Exercise task: Return every line of the records below unchanged, in the same order.

Recorded information:
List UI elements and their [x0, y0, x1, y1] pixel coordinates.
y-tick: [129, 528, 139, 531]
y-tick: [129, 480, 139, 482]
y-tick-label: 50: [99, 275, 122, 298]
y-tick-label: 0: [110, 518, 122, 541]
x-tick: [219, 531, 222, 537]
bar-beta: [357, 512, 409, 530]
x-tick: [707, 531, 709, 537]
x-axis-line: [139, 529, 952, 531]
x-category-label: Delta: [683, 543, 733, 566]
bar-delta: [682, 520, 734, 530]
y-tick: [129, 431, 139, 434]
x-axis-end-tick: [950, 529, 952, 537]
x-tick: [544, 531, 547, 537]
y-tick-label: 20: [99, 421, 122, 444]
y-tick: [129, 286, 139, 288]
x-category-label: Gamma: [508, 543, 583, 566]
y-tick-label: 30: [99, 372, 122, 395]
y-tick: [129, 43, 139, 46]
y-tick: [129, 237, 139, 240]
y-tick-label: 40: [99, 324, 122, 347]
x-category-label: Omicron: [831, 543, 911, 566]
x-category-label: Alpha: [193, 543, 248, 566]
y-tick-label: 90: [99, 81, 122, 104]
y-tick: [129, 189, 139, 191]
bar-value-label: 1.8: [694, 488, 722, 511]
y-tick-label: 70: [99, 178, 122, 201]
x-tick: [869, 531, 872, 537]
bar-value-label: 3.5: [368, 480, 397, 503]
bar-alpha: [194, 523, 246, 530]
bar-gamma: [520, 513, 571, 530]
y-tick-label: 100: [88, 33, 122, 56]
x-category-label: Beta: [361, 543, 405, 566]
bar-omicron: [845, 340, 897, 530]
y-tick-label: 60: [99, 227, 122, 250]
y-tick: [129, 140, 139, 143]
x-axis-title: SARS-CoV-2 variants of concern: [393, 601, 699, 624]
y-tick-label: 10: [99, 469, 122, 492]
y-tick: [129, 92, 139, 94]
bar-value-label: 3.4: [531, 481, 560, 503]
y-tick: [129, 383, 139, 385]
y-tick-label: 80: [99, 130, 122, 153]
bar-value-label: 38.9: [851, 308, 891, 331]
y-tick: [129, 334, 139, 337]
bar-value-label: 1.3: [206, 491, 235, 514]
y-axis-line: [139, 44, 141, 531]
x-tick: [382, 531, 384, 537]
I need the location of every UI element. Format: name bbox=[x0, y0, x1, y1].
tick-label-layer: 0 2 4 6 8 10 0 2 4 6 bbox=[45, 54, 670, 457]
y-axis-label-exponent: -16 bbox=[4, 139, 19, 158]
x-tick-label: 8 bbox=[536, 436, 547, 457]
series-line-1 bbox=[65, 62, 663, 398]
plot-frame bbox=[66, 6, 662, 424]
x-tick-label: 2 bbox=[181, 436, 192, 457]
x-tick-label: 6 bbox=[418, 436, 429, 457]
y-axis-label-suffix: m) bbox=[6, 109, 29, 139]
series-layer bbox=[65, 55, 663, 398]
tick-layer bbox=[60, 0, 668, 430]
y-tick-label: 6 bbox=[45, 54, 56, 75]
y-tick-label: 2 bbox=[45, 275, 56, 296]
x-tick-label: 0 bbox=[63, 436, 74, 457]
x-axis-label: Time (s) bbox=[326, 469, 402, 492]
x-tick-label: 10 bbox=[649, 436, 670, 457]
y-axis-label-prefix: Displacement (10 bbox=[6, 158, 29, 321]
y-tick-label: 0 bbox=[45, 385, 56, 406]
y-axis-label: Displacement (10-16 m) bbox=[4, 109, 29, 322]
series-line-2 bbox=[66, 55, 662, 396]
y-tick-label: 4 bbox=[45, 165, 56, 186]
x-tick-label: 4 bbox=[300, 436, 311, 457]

Output below:
List UI elements and their [x0, y0, x1, y1] pixel coordinates.
y-tick: [129, 528, 139, 531]
y-tick: [129, 480, 139, 482]
y-tick-label: 50: [99, 275, 122, 298]
y-tick-label: 0: [110, 518, 122, 541]
x-tick: [219, 531, 222, 537]
bar-beta: [357, 512, 409, 530]
x-tick: [707, 531, 709, 537]
x-axis-line: [139, 529, 952, 531]
x-category-label: Delta: [683, 543, 733, 566]
bar-delta: [682, 520, 734, 530]
y-tick: [129, 431, 139, 434]
x-axis-end-tick: [950, 529, 952, 537]
x-tick: [544, 531, 547, 537]
y-tick-label: 20: [99, 421, 122, 444]
y-tick: [129, 286, 139, 288]
x-category-label: Gamma: [508, 543, 583, 566]
y-tick-label: 30: [99, 372, 122, 395]
y-tick: [129, 43, 139, 46]
y-tick: [129, 237, 139, 240]
y-tick-label: 40: [99, 324, 122, 347]
x-category-label: Omicron: [831, 543, 911, 566]
x-category-label: Alpha: [193, 543, 248, 566]
y-tick-label: 90: [99, 81, 122, 104]
y-tick: [129, 189, 139, 191]
bar-value-label: 1.8: [694, 488, 722, 511]
y-tick-label: 70: [99, 178, 122, 201]
x-tick: [869, 531, 872, 537]
bar-value-label: 3.5: [368, 480, 397, 503]
bar-alpha: [194, 523, 246, 530]
bar-gamma: [520, 513, 571, 530]
y-tick-label: 100: [88, 33, 122, 56]
x-category-label: Beta: [361, 543, 405, 566]
bar-omicron: [845, 340, 897, 530]
y-tick-label: 60: [99, 227, 122, 250]
y-tick: [129, 140, 139, 143]
x-axis-title: SARS-CoV-2 variants of concern: [393, 601, 699, 624]
y-tick-label: 10: [99, 469, 122, 492]
y-tick: [129, 92, 139, 94]
bar-value-label: 3.4: [531, 481, 560, 503]
y-tick: [129, 383, 139, 385]
y-tick-label: 80: [99, 130, 122, 153]
bar-value-label: 38.9: [851, 308, 891, 331]
y-tick: [129, 334, 139, 337]
bar-value-label: 1.3: [206, 491, 235, 514]
y-axis-line: [139, 44, 141, 531]
x-tick: [382, 531, 384, 537]
I need the location of every UI element. Format: name bbox=[x0, y0, x1, y1].
tick-label-layer: 0 2 4 6 8 10 0 2 4 6 bbox=[45, 54, 670, 457]
y-axis-label-exponent: -16 bbox=[4, 139, 19, 158]
x-tick-label: 8 bbox=[536, 436, 547, 457]
series-line-1 bbox=[65, 62, 663, 398]
plot-frame bbox=[66, 6, 662, 424]
x-tick-label: 2 bbox=[181, 436, 192, 457]
x-tick-label: 6 bbox=[418, 436, 429, 457]
y-axis-label-suffix: m) bbox=[6, 109, 29, 139]
series-layer bbox=[65, 55, 663, 398]
tick-layer bbox=[60, 0, 668, 430]
y-tick-label: 6 bbox=[45, 54, 56, 75]
y-tick-label: 2 bbox=[45, 275, 56, 296]
x-tick-label: 0 bbox=[63, 436, 74, 457]
x-axis-label: Time (s) bbox=[326, 469, 402, 492]
x-tick-label: 10 bbox=[649, 436, 670, 457]
y-axis-label-prefix: Displacement (10 bbox=[6, 158, 29, 321]
y-tick-label: 0 bbox=[45, 385, 56, 406]
y-axis-label: Displacement (10-16 m) bbox=[4, 109, 29, 322]
series-line-2 bbox=[66, 55, 662, 396]
y-tick-label: 4 bbox=[45, 165, 56, 186]
x-tick-label: 4 bbox=[300, 436, 311, 457]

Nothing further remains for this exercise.